***** Text passage
Do women make better marketers than men? That’s a question I recently asked Mark Gold, a veteran market analyst with Top Third Ag Marketing. He says that during his career, he’s noticed women tend to be consistently better marketers because they take the emotion out. "Women sense when a marketing opportunity arises and pull the trigger," Gold says. "When women see $7 corn, they sell. They make a decision and move on."
Mandy Bryant is a woman with her finger on the marketing trigger. Bryant takes care of management and marketing decisions for 5,000-acre Long Vue Farms in Allensville, Ky.—and she has consistently captured profits during this volatile year. One of three daughters, she returned home to farm with her father after earning her master’s degree in agronomy. Today, she makes key business decisions for the farm, including analyzing costs per acre, managing employees, cash flow budgeting and tax planning, all while balancing life with her young son and husband, who farms separately in his own family farm operation.
Yet, at age 36 and heir to a successful farm business, Bryant struggles with the stress of high-stakes business management and must constantly prove to landlords and suppliers that she is not just "Daddy’s little girl." She wishes she knew more women in executive and farm management roles with whom she could talk, but in rural areas they are hard to find.
"There are no female farm managers to sit and drink coffee with at the diner on a rainy day … and if there were, they’d be home catching up on laundry," Bryant says. "I don’t have a group of women who know about the stress when the market drops or we have a crop failure."
**********
• _Work task_: Continue the article on women in farm marketing and Mandy Bryant's work at Long Vue Farms, picking up after her remark about not having a group of women who know the stress of a market drop or crop failure.
***** Records shown
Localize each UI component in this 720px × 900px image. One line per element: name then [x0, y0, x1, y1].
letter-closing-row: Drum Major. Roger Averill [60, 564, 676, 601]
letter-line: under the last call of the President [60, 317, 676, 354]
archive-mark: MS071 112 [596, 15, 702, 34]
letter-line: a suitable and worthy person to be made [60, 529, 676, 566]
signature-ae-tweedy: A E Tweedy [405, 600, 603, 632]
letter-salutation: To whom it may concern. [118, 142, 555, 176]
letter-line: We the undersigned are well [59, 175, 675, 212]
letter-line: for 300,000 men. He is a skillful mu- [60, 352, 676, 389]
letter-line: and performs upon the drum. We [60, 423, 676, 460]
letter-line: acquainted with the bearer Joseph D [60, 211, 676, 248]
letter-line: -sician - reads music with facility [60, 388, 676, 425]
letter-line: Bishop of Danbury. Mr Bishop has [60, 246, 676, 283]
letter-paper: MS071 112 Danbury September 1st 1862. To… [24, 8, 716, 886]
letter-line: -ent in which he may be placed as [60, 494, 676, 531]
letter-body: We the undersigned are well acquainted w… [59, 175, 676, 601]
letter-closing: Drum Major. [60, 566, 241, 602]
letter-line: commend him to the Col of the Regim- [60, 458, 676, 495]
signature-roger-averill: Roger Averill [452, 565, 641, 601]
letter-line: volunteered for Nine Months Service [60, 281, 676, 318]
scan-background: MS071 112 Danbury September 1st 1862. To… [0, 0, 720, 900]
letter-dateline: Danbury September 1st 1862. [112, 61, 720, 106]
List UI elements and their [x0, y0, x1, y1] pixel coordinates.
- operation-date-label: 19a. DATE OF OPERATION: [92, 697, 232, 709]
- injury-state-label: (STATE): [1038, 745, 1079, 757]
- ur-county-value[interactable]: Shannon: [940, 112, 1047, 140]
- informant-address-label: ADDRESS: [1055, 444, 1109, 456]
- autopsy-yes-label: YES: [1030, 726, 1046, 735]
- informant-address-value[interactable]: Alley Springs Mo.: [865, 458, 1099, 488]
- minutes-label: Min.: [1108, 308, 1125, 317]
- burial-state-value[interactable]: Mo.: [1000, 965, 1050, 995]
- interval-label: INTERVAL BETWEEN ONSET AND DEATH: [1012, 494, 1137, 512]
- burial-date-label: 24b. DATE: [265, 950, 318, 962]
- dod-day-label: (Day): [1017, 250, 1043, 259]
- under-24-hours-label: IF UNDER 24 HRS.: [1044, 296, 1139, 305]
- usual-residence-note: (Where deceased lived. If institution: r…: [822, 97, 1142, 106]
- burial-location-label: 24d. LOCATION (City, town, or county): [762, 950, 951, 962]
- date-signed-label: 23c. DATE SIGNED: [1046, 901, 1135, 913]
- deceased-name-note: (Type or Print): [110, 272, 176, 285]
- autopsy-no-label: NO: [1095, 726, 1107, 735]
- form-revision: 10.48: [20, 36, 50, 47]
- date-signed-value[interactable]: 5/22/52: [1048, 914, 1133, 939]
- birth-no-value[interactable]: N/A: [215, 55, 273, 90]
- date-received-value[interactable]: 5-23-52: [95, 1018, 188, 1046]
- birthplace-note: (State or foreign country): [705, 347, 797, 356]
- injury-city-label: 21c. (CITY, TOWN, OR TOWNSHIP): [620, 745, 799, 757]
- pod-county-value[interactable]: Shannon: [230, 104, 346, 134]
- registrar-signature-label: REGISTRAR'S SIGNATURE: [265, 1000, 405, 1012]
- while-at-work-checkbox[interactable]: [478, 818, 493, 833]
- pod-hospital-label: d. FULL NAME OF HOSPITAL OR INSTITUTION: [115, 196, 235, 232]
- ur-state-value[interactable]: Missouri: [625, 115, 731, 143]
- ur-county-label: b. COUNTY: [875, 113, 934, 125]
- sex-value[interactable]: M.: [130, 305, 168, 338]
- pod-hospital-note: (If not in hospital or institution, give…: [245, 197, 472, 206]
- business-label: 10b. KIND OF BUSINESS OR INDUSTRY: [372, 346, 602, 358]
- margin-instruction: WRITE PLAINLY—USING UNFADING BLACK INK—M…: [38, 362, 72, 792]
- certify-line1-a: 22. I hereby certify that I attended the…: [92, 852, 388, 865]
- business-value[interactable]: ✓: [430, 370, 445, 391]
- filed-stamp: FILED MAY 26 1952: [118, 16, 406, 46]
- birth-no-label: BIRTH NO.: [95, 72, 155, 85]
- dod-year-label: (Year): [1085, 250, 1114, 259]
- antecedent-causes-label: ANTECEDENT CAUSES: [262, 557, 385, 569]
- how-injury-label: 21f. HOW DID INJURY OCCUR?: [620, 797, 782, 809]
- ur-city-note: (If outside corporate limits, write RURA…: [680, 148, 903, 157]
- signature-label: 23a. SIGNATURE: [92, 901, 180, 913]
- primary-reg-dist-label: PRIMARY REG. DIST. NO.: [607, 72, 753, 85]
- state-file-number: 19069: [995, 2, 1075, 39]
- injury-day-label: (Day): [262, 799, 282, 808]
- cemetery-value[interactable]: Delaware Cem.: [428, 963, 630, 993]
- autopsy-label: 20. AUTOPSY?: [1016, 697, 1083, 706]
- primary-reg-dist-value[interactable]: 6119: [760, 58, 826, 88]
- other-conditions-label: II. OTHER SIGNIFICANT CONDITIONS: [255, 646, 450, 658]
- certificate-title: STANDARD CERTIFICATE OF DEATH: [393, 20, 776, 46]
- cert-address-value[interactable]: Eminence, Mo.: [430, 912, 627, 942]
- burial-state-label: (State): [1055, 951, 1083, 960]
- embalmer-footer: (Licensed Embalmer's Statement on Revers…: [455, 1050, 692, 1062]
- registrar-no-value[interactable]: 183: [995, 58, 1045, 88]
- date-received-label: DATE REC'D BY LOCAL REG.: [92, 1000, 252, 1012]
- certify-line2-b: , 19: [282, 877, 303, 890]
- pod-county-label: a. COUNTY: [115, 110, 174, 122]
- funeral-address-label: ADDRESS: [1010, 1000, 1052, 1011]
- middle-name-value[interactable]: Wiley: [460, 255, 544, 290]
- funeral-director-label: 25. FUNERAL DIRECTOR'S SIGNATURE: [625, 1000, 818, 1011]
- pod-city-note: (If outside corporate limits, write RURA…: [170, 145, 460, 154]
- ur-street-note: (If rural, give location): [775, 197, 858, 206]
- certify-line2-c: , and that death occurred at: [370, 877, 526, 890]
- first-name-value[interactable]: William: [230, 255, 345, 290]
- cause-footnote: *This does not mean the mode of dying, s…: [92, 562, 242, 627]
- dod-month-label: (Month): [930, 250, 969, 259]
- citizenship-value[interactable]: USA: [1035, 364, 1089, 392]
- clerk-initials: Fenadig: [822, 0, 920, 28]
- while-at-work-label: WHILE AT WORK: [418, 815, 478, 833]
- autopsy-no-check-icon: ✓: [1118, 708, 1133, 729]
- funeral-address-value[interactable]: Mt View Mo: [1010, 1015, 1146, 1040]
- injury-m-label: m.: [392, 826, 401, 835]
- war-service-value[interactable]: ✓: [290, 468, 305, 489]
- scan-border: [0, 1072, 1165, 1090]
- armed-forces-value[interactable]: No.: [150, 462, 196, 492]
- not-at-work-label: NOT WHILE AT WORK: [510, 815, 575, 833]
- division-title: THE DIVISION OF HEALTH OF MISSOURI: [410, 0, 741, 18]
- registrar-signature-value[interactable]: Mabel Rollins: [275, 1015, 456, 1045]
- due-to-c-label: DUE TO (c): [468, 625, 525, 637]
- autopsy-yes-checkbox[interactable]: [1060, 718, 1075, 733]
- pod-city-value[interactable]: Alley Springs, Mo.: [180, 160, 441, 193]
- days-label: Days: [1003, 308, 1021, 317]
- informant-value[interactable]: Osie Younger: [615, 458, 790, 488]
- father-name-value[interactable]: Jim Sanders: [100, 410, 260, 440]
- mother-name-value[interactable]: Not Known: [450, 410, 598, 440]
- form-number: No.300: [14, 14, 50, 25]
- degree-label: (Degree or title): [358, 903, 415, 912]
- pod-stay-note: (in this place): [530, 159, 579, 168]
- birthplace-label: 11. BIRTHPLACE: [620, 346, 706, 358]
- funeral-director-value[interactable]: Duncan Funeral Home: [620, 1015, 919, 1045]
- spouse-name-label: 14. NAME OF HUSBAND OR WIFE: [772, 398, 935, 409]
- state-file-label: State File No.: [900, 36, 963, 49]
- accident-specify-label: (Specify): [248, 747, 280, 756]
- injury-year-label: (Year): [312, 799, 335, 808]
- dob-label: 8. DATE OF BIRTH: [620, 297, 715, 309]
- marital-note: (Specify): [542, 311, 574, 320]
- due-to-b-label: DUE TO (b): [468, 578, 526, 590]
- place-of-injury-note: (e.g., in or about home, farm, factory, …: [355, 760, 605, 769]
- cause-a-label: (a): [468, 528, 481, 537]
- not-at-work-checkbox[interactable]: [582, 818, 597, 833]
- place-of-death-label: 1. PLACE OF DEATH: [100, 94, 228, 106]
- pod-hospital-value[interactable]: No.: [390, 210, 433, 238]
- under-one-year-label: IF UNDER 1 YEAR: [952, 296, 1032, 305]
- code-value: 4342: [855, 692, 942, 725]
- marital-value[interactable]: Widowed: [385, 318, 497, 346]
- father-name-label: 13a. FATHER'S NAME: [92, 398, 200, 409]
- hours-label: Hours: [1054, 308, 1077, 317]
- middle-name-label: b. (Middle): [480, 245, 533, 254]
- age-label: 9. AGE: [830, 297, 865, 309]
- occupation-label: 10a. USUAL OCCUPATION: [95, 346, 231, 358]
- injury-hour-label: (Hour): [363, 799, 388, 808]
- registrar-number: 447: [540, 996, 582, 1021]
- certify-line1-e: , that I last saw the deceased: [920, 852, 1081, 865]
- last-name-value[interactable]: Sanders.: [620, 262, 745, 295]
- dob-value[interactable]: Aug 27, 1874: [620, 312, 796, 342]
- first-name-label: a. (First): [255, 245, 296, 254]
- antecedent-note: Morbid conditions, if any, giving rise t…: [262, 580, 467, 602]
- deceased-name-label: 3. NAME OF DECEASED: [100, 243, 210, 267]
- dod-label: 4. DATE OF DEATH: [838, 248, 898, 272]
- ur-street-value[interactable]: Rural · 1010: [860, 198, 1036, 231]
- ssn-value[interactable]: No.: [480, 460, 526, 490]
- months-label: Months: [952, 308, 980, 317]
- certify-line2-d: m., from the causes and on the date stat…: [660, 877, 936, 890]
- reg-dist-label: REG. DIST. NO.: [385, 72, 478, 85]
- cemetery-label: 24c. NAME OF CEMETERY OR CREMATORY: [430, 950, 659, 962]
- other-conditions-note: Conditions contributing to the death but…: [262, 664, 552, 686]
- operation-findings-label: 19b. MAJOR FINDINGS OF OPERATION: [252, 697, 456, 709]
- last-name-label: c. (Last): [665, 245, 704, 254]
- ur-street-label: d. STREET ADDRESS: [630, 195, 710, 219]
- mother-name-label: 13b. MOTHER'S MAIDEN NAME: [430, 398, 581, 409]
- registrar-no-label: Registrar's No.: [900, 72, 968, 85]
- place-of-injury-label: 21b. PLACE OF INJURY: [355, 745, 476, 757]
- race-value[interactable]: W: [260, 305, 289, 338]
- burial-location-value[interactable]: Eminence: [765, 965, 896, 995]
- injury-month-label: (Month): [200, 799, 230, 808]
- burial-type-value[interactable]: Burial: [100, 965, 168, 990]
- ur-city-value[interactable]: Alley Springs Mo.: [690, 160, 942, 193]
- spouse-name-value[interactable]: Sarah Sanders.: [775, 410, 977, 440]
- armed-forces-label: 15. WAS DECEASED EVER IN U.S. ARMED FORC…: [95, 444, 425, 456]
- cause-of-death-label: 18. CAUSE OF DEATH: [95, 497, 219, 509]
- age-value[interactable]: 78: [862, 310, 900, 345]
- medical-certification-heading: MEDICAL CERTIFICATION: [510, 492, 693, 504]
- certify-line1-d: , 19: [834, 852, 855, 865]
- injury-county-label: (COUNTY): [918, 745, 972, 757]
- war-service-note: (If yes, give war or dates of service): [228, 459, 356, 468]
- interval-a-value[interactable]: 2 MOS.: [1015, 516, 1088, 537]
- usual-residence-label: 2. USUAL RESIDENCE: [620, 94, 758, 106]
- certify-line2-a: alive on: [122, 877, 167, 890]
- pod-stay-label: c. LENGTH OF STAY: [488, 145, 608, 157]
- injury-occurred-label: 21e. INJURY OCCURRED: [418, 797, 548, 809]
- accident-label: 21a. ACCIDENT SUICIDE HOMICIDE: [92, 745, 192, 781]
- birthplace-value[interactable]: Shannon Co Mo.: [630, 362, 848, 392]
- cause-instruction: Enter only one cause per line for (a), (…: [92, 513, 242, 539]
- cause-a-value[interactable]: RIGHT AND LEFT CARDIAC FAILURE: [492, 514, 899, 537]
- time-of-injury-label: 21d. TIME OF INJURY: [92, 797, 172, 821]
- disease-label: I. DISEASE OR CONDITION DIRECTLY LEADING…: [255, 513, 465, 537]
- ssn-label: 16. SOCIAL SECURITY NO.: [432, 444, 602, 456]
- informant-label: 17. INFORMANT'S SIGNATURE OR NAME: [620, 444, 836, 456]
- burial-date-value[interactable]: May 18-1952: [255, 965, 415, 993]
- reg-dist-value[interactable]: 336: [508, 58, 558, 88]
**********
• _Solved problem_:
Bryant might feel alone, but the reality is that more women are returning to the farm as managers. Of the 3.3 million U.S. farm operators, more than 30%—1 million—are women. In addition, 75% of women operators are full owners of their land, according to USDA. This trend is fueled by automated agriculture and a collapsing gender barrier for women. Read more about women in agriculture.
A Conference for Ag Women. To encourage and support women in management on the farm, Top Producer is offering the first-ever Executive Women in Agriculture conference in Chicago, Dec. 1–2. The goal of the conference is to teach women the business and marketing skills they need to run profitable operations and to provide a networking opportunity for like-minded women. I hope this event will be the catalyst for more daughters and sisters to consider coming home to the family farm and more farm owners to consider women as managers and heirs.